● Entries shown
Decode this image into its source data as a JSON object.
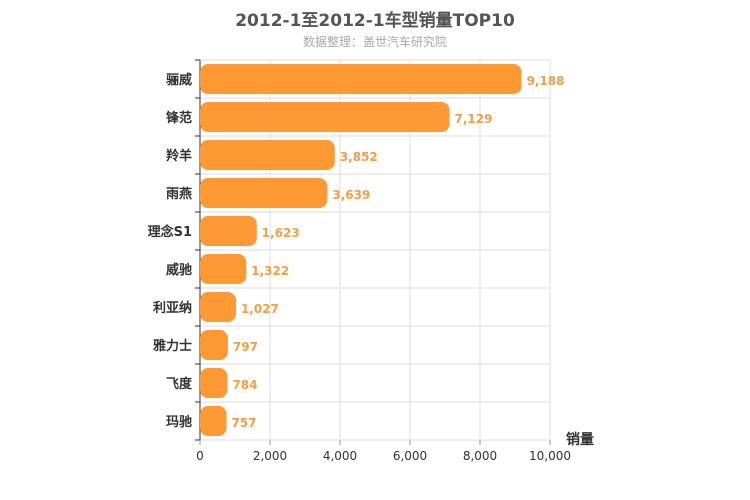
{
  "chart_data": {
    "type": "bar",
    "orientation": "horizontal",
    "title": "2012-1至2012-1车型销量TOP10",
    "subtitle": "数据整理：盖世汽车研究院",
    "categories": [
      "骊威",
      "锋范",
      "羚羊",
      "雨燕",
      "理念S1",
      "威驰",
      "利亚纳",
      "雅力士",
      "飞度",
      "玛驰"
    ],
    "values": [
      9188,
      7129,
      3852,
      3639,
      1623,
      1322,
      1027,
      797,
      784,
      757
    ],
    "value_labels": [
      "9,188",
      "7,129",
      "3,852",
      "3,639",
      "1,623",
      "1,322",
      "1,027",
      "797",
      "784",
      "757"
    ],
    "xlabel": "销量",
    "ylabel": "",
    "xlim": [
      0,
      10000
    ],
    "ticks": [
      0,
      2000,
      4000,
      6000,
      8000,
      10000
    ],
    "tick_labels": [
      "0",
      "2,000",
      "4,000",
      "6,000",
      "8,000",
      "10,000"
    ],
    "grid": true,
    "bar_color": "#ff9933",
    "label_color": "#f0a040",
    "grid_color": "#dddddd",
    "axis_color": "#333333"
  }
}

● Given request
Write the full listing out again with every line unchanged, but include no pictures.

● Response for this exercise
Decode this image into its source data as a JSON object.
{
  "chart_data": {
    "type": "bar",
    "orientation": "horizontal",
    "title": "2012-1至2012-1车型销量TOP10",
    "subtitle": "数据整理：盖世汽车研究院",
    "categories": [
      "骊威",
      "锋范",
      "羚羊",
      "雨燕",
      "理念S1",
      "威驰",
      "利亚纳",
      "雅力士",
      "飞度",
      "玛驰"
    ],
    "values": [
      9188,
      7129,
      3852,
      3639,
      1623,
      1322,
      1027,
      797,
      784,
      757
    ],
    "value_labels": [
      "9,188",
      "7,129",
      "3,852",
      "3,639",
      "1,623",
      "1,322",
      "1,027",
      "797",
      "784",
      "757"
    ],
    "xlabel": "销量",
    "ylabel": "",
    "xlim": [
      0,
      10000
    ],
    "ticks": [
      0,
      2000,
      4000,
      6000,
      8000,
      10000
    ],
    "tick_labels": [
      "0",
      "2,000",
      "4,000",
      "6,000",
      "8,000",
      "10,000"
    ],
    "grid": true,
    "bar_color": "#ff9933",
    "label_color": "#f0a040",
    "grid_color": "#dddddd",
    "axis_color": "#333333"
  }
}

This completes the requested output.